** START Extracted data **

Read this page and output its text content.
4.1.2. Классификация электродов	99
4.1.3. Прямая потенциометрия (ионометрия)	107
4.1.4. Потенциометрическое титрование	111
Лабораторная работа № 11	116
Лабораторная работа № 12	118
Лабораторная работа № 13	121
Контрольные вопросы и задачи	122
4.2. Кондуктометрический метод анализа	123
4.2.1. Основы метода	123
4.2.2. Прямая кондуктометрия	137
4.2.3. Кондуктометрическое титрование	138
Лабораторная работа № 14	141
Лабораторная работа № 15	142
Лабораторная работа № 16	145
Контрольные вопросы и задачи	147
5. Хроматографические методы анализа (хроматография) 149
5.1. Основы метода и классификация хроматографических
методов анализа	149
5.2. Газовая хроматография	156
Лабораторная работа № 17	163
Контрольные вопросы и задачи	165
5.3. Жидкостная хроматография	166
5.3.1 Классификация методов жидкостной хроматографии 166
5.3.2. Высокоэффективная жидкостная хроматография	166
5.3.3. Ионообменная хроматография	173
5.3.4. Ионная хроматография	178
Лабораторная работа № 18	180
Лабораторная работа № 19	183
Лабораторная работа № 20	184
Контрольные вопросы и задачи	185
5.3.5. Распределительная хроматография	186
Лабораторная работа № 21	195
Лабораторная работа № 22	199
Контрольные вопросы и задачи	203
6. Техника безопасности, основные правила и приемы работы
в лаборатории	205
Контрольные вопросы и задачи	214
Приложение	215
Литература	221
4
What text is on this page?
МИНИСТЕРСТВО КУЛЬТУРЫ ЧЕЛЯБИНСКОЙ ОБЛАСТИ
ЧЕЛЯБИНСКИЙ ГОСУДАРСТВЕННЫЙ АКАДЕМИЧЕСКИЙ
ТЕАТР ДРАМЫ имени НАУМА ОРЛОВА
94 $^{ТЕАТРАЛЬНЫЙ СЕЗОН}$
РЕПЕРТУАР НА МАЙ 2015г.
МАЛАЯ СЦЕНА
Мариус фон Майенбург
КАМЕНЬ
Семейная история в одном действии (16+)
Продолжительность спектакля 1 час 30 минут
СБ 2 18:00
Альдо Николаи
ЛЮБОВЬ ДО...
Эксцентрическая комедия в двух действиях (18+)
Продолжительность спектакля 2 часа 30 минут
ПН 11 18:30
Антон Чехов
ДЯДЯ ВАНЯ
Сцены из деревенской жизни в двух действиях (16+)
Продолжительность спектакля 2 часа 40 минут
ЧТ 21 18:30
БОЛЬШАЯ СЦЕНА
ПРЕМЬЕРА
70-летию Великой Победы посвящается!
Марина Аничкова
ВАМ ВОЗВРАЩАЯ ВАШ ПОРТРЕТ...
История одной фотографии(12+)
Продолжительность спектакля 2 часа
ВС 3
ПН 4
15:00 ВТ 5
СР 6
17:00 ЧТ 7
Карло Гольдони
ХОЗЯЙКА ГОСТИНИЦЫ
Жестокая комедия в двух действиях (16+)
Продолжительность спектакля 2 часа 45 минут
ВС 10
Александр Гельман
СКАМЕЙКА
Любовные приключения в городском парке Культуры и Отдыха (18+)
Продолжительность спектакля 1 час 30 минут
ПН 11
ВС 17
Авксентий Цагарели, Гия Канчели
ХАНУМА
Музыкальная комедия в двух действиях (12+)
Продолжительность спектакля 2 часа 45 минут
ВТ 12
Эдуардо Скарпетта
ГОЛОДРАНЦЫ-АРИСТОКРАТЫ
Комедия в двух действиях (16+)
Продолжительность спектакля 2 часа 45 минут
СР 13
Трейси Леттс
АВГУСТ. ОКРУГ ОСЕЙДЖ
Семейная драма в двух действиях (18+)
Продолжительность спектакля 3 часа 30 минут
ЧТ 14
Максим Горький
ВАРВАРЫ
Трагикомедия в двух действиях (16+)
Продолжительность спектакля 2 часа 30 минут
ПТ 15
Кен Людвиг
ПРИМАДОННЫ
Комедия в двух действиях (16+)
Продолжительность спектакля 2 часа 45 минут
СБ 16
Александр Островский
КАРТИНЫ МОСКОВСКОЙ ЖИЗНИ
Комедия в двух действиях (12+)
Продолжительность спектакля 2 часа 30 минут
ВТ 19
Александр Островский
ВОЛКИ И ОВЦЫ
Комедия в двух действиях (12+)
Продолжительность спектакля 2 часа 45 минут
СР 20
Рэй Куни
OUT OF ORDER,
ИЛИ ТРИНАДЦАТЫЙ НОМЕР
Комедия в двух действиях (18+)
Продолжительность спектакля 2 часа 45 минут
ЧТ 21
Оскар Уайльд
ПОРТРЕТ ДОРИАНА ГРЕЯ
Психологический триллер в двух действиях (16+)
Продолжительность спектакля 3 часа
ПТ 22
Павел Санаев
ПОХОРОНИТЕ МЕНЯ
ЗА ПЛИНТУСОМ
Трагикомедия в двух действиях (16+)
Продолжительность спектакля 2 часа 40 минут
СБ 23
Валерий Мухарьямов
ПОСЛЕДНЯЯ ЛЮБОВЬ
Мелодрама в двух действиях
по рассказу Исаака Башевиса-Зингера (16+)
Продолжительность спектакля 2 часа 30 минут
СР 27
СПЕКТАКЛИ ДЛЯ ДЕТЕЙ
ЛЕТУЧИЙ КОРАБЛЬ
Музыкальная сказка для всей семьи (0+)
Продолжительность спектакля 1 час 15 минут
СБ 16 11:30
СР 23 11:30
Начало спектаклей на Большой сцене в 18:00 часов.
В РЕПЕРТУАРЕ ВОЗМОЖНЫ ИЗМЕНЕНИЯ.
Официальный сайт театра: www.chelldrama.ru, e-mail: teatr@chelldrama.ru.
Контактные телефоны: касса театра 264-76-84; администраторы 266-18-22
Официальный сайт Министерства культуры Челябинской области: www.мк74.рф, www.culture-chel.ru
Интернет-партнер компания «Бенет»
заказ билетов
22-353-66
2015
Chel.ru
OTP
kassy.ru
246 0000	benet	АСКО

** END Extracted data **

- [Short exercise]: Of all the lines in the data above, state how many include "Семейная". Say only the number.

- [Output below]: 2